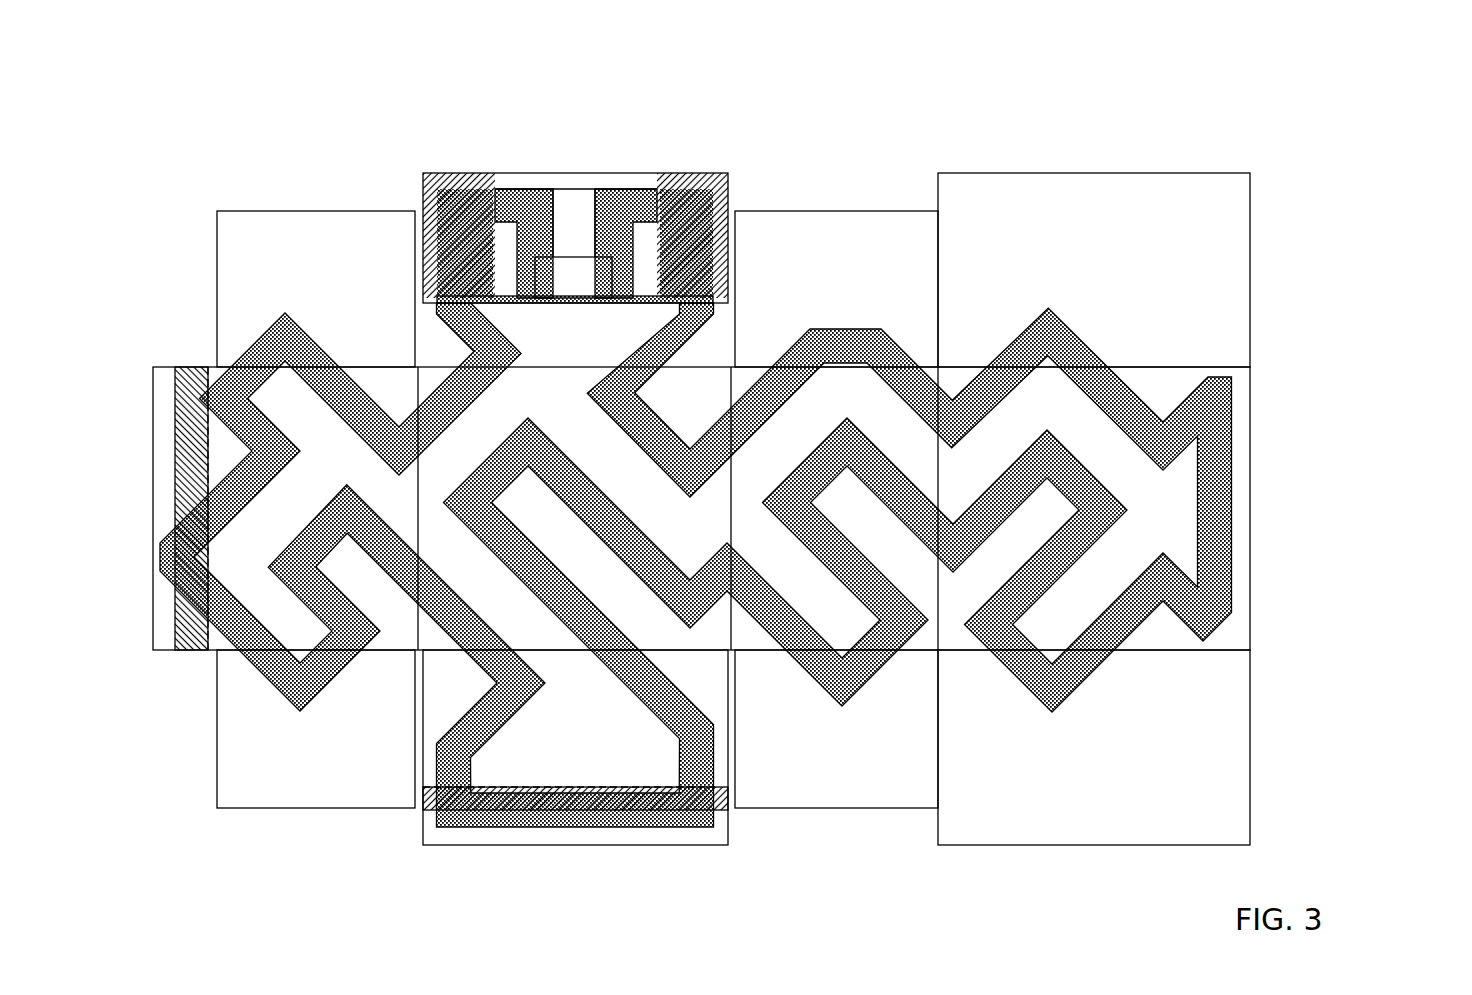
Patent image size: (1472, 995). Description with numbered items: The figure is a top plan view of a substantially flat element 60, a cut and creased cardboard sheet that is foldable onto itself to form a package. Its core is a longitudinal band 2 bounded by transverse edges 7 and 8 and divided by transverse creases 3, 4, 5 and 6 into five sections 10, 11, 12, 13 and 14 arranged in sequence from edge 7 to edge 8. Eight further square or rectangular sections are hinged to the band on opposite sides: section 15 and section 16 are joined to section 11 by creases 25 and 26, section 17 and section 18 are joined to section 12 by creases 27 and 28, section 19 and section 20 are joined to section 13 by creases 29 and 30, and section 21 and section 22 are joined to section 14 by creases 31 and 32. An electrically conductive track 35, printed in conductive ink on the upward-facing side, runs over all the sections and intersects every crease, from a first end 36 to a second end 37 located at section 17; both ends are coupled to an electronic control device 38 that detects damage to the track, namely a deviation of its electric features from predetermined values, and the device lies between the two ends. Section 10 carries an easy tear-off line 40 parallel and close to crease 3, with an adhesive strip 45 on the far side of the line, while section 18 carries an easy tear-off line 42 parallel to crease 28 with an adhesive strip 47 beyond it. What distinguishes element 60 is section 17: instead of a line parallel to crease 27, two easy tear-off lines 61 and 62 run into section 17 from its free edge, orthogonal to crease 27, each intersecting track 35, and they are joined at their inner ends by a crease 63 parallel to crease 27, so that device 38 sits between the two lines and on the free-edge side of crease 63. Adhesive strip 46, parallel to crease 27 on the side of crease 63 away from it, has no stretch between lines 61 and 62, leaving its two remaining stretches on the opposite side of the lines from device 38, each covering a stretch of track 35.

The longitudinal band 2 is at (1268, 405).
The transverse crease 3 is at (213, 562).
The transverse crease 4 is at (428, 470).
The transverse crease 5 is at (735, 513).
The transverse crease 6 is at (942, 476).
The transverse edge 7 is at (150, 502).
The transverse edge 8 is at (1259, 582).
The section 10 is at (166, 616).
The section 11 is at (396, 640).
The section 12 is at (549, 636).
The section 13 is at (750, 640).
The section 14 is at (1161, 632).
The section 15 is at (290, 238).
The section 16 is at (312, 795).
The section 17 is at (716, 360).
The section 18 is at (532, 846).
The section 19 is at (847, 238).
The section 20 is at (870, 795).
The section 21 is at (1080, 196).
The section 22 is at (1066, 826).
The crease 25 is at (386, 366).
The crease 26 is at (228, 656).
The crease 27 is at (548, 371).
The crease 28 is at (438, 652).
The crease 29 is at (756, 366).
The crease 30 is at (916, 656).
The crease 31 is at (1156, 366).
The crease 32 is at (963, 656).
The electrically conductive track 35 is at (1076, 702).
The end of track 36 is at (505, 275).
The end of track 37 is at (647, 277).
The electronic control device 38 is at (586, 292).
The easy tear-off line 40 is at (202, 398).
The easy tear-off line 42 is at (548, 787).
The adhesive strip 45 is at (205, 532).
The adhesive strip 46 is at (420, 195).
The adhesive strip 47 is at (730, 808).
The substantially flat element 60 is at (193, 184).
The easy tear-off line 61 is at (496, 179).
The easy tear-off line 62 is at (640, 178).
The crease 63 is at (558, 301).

☆ ☆ ☆

> [What is needed]: Reproduce the records above word for word, leaving out the picture.

> [Result of this task]:
Patent image size: (1472, 995). Description with numbered items: The figure is a top plan view of a substantially flat element 60, a cut and creased cardboard sheet that is foldable onto itself to form a package. Its core is a longitudinal band 2 bounded by transverse edges 7 and 8 and divided by transverse creases 3, 4, 5 and 6 into five sections 10, 11, 12, 13 and 14 arranged in sequence from edge 7 to edge 8. Eight further square or rectangular sections are hinged to the band on opposite sides: section 15 and section 16 are joined to section 11 by creases 25 and 26, section 17 and section 18 are joined to section 12 by creases 27 and 28, section 19 and section 20 are joined to section 13 by creases 29 and 30, and section 21 and section 22 are joined to section 14 by creases 31 and 32. An electrically conductive track 35, printed in conductive ink on the upward-facing side, runs over all the sections and intersects every crease, from a first end 36 to a second end 37 located at section 17; both ends are coupled to an electronic control device 38 that detects damage to the track, namely a deviation of its electric features from predetermined values, and the device lies between the two ends. Section 10 carries an easy tear-off line 40 parallel and close to crease 3, with an adhesive strip 45 on the far side of the line, while section 18 carries an easy tear-off line 42 parallel to crease 28 with an adhesive strip 47 beyond it. What distinguishes element 60 is section 17: instead of a line parallel to crease 27, two easy tear-off lines 61 and 62 run into section 17 from its free edge, orthogonal to crease 27, each intersecting track 35, and they are joined at their inner ends by a crease 63 parallel to crease 27, so that device 38 sits between the two lines and on the free-edge side of crease 63. Adhesive strip 46, parallel to crease 27 on the side of crease 63 away from it, has no stretch between lines 61 and 62, leaving its two remaining stretches on the opposite side of the lines from device 38, each covering a stretch of track 35.

The longitudinal band 2 is at (1268, 405).
The transverse crease 3 is at (213, 562).
The transverse crease 4 is at (428, 470).
The transverse crease 5 is at (735, 513).
The transverse crease 6 is at (942, 476).
The transverse edge 7 is at (150, 502).
The transverse edge 8 is at (1259, 582).
The section 10 is at (166, 616).
The section 11 is at (396, 640).
The section 12 is at (549, 636).
The section 13 is at (750, 640).
The section 14 is at (1161, 632).
The section 15 is at (290, 238).
The section 16 is at (312, 795).
The section 17 is at (716, 360).
The section 18 is at (532, 846).
The section 19 is at (847, 238).
The section 20 is at (870, 795).
The section 21 is at (1080, 196).
The section 22 is at (1066, 826).
The crease 25 is at (386, 366).
The crease 26 is at (228, 656).
The crease 27 is at (548, 371).
The crease 28 is at (438, 652).
The crease 29 is at (756, 366).
The crease 30 is at (916, 656).
The crease 31 is at (1156, 366).
The crease 32 is at (963, 656).
The electrically conductive track 35 is at (1076, 702).
The end of track 36 is at (505, 275).
The end of track 37 is at (647, 277).
The electronic control device 38 is at (586, 292).
The easy tear-off line 40 is at (202, 398).
The easy tear-off line 42 is at (548, 787).
The adhesive strip 45 is at (205, 532).
The adhesive strip 46 is at (420, 195).
The adhesive strip 47 is at (730, 808).
The substantially flat element 60 is at (193, 184).
The easy tear-off line 61 is at (496, 179).
The easy tear-off line 62 is at (640, 178).
The crease 63 is at (558, 301).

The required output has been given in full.